**TEXT SHOWN**
● ● ● ● ● ● ●

The key difference is that you have to say: "if I can type $M_2$ and $M_1→M_2$ then I can type $M_1$". This is often not true in non-intersection types because a term can be duplicated:

$$ (\lambda x.Mxx)N → MNN$$

and then typing $MNN$ means that you can type both occurrences of $N$ but not with the same type, for example $$M:T_1→T_2→T_3 \qquad N:T_1 \qquad N:T_2$$ With intersection types you can transform this into: $$M:T_1\wedge T_2→T_1\wedge T_2→T_3 \qquad N:T_1\wedge T_2$$ and then the crucial step is now really easy: $$(\lambda x.Mxx):T_1\wedge T_2→T_3 \qquad N:T_1\wedge T_2$$ so $(\lambda x.Mxx)N$ can by typed with intersection types.

● ● ● ● ● ● ●

**WRITTEN INSTRUCTION**
According to the text on intersection types, why does the property "if I can type $M_2$ and $M_1→M_2$ then I can type $M_1$" often fail without intersection types?

**EXTRACTED RECORDS**
● ● ● ● ● ● ●

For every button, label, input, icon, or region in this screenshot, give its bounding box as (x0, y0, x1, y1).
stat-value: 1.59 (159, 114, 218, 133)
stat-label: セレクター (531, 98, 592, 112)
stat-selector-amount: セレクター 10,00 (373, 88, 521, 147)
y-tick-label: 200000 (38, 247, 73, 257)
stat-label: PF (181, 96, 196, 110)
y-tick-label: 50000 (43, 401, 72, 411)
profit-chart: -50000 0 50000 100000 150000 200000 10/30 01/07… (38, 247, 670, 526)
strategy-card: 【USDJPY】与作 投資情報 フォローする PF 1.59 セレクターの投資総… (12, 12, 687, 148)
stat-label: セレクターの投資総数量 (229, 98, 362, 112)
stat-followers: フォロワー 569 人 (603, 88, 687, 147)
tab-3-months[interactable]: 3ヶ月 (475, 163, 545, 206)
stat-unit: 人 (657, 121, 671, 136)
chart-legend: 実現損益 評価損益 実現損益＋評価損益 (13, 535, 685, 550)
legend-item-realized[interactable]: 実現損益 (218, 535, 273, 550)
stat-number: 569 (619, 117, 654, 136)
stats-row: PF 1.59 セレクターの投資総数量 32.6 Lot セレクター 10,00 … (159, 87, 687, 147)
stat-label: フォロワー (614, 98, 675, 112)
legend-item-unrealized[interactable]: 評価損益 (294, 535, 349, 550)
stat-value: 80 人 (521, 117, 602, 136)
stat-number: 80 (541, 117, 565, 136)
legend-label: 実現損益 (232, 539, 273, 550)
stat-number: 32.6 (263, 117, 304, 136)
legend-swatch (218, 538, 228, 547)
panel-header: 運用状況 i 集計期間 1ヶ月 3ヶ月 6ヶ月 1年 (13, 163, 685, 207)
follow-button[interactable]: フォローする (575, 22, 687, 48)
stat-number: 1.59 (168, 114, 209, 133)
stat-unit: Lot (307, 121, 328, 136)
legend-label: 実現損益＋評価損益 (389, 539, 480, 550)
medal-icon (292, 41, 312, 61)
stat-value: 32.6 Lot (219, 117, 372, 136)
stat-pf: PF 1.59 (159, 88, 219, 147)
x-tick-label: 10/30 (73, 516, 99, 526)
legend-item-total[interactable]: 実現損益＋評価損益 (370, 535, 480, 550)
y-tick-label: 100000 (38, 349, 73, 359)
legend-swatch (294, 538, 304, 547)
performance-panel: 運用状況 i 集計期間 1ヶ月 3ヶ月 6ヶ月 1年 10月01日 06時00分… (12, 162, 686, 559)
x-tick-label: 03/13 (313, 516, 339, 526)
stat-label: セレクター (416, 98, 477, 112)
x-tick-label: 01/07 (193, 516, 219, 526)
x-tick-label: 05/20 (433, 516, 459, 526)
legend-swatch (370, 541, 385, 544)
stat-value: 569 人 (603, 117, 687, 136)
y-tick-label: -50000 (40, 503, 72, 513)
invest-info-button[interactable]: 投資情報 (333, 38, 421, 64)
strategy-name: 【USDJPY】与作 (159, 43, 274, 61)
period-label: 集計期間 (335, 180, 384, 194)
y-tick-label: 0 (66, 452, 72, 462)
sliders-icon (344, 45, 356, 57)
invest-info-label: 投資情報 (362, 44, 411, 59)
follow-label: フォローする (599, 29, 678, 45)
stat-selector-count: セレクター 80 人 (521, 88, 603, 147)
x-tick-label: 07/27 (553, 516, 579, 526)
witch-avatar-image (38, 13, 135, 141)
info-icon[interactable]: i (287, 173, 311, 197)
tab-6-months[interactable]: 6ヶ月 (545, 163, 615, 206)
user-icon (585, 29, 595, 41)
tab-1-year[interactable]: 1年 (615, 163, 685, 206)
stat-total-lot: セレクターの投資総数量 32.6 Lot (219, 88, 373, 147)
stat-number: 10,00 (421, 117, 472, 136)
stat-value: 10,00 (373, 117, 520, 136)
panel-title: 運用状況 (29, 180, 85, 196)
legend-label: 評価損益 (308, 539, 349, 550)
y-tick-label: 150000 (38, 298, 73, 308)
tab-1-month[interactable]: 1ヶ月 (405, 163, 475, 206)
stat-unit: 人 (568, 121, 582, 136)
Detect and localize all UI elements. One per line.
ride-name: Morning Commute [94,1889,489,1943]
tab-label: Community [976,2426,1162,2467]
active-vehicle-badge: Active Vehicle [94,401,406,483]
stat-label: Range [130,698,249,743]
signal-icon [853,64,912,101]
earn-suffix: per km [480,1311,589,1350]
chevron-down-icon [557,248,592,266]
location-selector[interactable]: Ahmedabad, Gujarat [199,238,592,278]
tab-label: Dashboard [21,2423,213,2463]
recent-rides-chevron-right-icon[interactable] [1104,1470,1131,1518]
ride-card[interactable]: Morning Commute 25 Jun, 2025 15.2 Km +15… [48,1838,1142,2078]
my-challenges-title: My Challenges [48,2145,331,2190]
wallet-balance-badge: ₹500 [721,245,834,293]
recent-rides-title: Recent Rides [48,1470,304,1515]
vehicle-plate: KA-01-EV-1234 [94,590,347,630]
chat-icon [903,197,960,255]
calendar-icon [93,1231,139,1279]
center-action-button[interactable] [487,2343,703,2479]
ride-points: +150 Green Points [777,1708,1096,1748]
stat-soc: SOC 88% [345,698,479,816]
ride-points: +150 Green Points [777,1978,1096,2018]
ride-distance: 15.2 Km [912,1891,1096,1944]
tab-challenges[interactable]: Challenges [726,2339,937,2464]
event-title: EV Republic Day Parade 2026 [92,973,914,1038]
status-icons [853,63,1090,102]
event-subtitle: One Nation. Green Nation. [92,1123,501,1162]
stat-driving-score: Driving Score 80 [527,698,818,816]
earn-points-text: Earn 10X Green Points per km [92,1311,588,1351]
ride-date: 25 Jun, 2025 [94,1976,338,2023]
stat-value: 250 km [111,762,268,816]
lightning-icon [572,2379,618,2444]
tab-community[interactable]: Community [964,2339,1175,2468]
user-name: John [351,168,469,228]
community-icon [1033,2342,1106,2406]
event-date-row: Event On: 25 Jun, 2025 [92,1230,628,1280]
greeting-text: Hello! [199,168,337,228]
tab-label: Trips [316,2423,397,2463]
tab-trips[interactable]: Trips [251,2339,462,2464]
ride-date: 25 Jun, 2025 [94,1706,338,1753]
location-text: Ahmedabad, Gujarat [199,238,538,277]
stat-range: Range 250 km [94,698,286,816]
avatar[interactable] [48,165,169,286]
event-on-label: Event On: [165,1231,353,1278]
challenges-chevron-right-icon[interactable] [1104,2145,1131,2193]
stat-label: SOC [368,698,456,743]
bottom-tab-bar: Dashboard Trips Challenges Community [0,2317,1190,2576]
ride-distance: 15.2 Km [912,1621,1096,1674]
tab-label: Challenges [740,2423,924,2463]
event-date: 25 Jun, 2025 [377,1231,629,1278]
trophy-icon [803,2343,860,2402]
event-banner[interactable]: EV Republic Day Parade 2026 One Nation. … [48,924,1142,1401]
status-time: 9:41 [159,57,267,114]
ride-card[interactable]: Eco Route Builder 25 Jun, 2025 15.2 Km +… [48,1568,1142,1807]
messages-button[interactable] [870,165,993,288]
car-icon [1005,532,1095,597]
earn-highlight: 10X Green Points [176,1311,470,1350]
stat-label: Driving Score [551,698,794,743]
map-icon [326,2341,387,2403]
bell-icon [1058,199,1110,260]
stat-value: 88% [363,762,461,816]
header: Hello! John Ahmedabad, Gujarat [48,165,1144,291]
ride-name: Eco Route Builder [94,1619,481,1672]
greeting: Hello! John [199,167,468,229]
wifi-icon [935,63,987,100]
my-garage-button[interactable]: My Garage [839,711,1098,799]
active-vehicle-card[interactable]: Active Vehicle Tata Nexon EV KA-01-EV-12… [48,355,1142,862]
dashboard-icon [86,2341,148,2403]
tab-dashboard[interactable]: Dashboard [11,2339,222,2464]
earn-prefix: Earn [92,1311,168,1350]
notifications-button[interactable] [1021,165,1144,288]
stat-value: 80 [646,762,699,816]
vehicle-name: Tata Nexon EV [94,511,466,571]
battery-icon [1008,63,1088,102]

● ● ● ● ● ● ●

**OUTPUT OF THE EXERCISE**
It fails because a term can be duplicated.